> _Work instructions_
In the records below, pick out all lines containing the word "řidiĊský".

+ + +

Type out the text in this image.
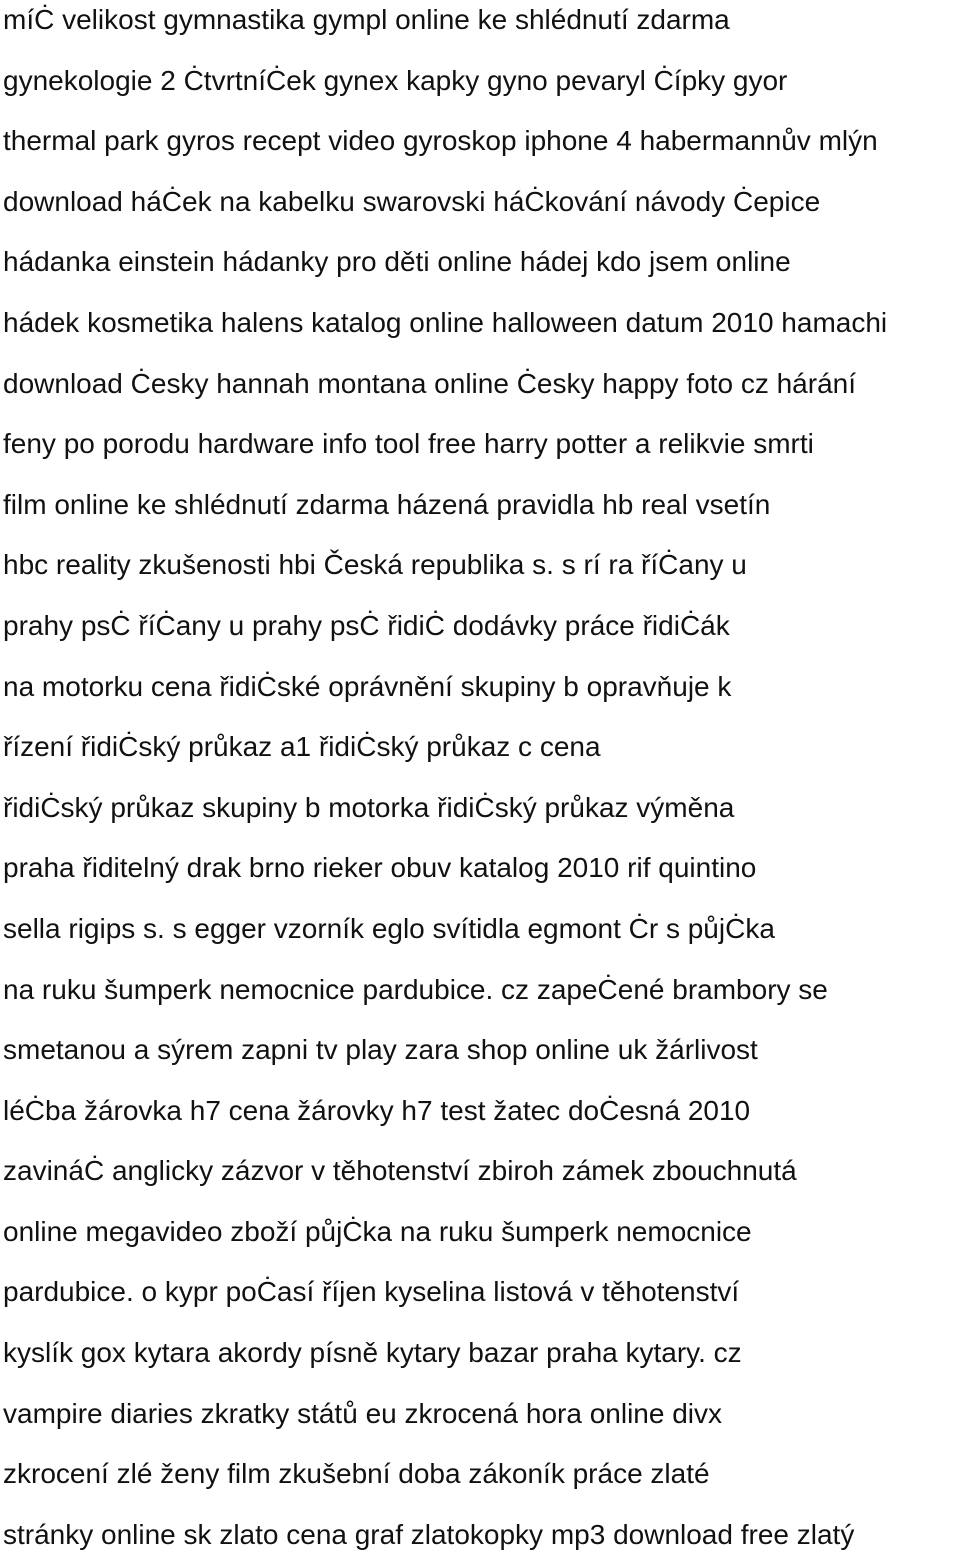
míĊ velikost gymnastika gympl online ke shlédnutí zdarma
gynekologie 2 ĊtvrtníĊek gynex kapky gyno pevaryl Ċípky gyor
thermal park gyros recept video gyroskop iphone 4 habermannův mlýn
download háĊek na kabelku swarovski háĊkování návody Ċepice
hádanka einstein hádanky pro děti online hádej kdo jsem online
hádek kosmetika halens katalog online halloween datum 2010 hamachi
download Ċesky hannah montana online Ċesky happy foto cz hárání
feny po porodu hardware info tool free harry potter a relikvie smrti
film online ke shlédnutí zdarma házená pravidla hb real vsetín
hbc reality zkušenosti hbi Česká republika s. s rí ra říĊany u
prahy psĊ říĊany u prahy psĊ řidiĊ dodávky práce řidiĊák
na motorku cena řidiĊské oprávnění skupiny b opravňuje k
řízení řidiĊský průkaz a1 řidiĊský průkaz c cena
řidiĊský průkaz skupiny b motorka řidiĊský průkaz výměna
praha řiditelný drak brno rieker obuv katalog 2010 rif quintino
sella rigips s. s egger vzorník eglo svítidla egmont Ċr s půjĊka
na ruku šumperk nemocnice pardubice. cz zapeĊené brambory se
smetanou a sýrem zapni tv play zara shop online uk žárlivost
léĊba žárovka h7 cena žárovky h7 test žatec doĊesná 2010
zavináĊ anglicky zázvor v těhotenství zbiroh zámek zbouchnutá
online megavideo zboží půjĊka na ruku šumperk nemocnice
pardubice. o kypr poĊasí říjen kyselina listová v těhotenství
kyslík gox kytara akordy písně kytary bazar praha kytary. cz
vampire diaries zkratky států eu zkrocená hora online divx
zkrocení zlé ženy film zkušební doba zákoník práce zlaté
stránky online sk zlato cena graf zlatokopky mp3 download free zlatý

+ + +

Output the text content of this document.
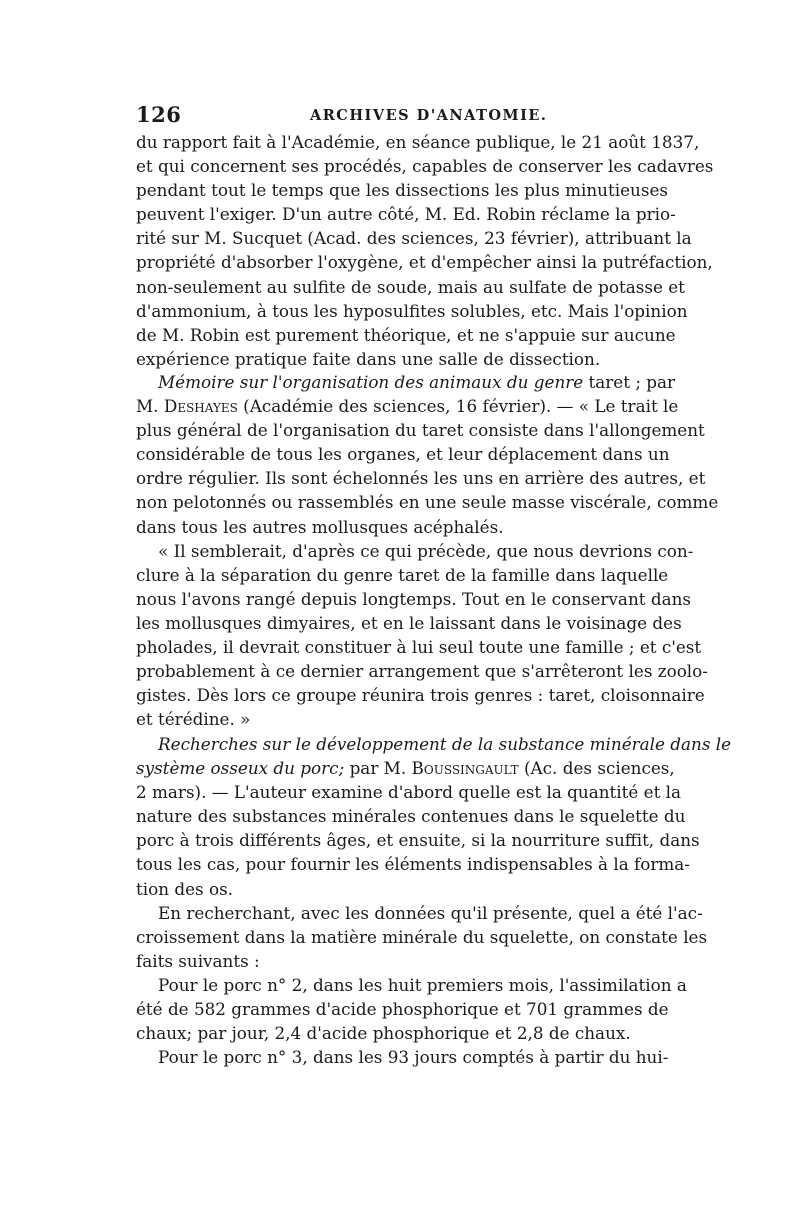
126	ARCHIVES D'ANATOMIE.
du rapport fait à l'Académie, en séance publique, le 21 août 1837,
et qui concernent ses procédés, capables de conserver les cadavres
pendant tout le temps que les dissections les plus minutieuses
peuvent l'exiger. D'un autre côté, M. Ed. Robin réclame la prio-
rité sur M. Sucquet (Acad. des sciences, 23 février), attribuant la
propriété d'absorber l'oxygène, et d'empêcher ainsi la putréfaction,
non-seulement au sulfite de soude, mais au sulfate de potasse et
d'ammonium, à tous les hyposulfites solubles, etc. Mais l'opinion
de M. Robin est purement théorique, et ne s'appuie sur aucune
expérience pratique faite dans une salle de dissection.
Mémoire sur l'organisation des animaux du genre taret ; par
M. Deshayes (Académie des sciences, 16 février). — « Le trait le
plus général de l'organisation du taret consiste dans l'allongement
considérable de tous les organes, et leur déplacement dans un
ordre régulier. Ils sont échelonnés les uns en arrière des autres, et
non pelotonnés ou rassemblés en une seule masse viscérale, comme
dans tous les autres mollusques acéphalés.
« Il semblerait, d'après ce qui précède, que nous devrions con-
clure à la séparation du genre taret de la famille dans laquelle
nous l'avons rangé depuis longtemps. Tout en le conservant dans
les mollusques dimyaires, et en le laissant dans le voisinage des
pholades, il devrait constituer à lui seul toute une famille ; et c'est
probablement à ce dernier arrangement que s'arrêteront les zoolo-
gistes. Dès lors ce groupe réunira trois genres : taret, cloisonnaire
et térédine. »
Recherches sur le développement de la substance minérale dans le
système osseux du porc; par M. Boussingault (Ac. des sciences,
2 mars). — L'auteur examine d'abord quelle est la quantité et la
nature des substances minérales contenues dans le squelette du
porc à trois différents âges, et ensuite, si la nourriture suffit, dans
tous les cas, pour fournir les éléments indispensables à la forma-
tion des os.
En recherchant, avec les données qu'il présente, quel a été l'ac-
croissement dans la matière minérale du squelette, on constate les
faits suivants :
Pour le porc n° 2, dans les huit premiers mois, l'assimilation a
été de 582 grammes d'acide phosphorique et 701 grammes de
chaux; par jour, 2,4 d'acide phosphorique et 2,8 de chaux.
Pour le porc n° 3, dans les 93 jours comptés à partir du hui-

+ + +

> _Written response_
řízení řidiĊský průkaz a1 řidiĊský průkaz c cena
řidiĊský průkaz skupiny b motorka řidiĊský průkaz výměna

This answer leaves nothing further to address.